--- Data to process ---
------------------------------------------------

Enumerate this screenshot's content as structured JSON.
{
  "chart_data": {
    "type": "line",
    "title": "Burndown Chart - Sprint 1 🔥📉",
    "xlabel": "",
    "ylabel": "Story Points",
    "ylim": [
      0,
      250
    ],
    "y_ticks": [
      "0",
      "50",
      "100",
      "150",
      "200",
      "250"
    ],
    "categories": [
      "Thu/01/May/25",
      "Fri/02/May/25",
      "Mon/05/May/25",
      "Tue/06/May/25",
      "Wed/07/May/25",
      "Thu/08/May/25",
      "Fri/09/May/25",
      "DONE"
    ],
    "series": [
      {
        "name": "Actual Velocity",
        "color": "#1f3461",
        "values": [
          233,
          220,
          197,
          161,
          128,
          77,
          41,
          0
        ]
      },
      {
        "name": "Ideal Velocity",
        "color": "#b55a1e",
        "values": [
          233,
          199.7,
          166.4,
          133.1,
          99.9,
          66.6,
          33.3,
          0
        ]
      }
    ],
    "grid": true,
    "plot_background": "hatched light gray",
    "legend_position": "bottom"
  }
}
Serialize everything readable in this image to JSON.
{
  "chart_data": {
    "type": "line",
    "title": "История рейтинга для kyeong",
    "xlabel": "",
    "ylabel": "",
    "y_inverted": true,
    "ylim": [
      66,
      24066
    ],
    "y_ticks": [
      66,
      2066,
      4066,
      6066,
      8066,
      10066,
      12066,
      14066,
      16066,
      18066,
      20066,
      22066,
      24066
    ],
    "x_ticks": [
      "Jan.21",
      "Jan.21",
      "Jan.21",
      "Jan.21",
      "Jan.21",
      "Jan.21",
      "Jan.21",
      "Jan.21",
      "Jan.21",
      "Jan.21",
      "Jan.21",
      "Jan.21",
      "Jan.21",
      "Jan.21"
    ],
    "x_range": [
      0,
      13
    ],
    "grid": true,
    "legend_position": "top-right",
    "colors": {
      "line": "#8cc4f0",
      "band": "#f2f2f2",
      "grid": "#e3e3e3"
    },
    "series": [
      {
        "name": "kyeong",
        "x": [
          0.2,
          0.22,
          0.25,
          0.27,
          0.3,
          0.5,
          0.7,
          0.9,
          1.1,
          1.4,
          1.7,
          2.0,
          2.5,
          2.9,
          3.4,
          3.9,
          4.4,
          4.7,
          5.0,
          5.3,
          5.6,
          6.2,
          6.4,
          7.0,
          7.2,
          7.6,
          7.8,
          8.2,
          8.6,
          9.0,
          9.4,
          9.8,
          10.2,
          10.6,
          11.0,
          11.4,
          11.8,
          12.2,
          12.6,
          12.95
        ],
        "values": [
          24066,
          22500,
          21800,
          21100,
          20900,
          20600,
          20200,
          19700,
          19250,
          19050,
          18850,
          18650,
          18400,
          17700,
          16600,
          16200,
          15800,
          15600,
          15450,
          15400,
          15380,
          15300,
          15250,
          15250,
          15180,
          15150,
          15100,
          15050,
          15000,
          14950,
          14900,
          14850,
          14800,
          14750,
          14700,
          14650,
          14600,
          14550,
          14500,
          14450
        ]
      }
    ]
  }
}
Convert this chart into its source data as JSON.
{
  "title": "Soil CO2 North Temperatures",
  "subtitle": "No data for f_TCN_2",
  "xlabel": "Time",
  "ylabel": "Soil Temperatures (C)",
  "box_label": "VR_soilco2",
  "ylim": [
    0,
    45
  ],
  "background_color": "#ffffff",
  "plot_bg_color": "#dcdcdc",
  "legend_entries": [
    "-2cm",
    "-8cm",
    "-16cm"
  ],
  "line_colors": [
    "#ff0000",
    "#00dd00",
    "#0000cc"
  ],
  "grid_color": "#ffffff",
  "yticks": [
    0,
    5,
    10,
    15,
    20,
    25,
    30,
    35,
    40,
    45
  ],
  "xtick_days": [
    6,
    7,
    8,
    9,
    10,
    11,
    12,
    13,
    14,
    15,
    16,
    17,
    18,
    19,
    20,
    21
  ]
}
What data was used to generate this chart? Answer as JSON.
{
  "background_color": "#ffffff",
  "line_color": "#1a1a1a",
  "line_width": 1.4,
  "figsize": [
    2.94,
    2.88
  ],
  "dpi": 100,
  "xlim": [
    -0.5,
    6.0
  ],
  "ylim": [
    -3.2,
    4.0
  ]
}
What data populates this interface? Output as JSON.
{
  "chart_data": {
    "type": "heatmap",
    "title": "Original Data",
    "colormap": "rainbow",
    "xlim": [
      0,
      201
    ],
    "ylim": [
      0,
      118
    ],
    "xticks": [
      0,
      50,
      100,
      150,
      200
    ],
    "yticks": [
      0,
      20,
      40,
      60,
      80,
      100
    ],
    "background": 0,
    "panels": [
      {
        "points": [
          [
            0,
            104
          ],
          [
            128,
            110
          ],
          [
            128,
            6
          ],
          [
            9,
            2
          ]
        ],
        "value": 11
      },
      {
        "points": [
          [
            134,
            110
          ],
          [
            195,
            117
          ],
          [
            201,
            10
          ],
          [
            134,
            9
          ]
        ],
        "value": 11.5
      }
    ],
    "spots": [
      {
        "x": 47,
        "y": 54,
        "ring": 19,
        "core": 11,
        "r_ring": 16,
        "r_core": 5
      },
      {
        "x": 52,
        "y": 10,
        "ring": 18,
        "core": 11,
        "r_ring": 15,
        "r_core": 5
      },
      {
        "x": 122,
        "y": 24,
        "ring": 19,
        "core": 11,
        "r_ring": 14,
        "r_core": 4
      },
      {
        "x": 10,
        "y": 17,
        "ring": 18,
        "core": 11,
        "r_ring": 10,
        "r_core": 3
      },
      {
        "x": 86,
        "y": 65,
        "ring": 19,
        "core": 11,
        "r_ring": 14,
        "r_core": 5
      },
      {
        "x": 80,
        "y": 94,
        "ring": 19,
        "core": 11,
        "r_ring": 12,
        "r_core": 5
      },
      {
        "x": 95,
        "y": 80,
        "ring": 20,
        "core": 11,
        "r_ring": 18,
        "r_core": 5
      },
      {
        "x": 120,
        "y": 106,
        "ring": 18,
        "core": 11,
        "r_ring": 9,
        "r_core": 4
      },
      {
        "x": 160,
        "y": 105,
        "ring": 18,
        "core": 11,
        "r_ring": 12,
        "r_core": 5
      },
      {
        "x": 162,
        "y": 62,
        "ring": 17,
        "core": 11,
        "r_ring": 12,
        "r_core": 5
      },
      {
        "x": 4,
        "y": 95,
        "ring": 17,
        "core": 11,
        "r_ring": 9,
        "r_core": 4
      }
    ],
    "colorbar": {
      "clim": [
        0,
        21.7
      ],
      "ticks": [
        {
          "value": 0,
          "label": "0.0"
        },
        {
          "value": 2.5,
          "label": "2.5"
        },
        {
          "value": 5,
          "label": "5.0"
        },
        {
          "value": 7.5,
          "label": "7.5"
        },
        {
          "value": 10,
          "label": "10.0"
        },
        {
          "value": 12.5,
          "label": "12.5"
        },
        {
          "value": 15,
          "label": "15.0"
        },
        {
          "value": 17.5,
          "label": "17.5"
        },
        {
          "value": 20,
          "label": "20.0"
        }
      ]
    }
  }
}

------------------------------------------------

--- What to work on ---
Gather and return every line that holds the string "Velocity".

--- Result for this exercise ---
        "name": "Actual Velocity",
        "name": "Ideal Velocity",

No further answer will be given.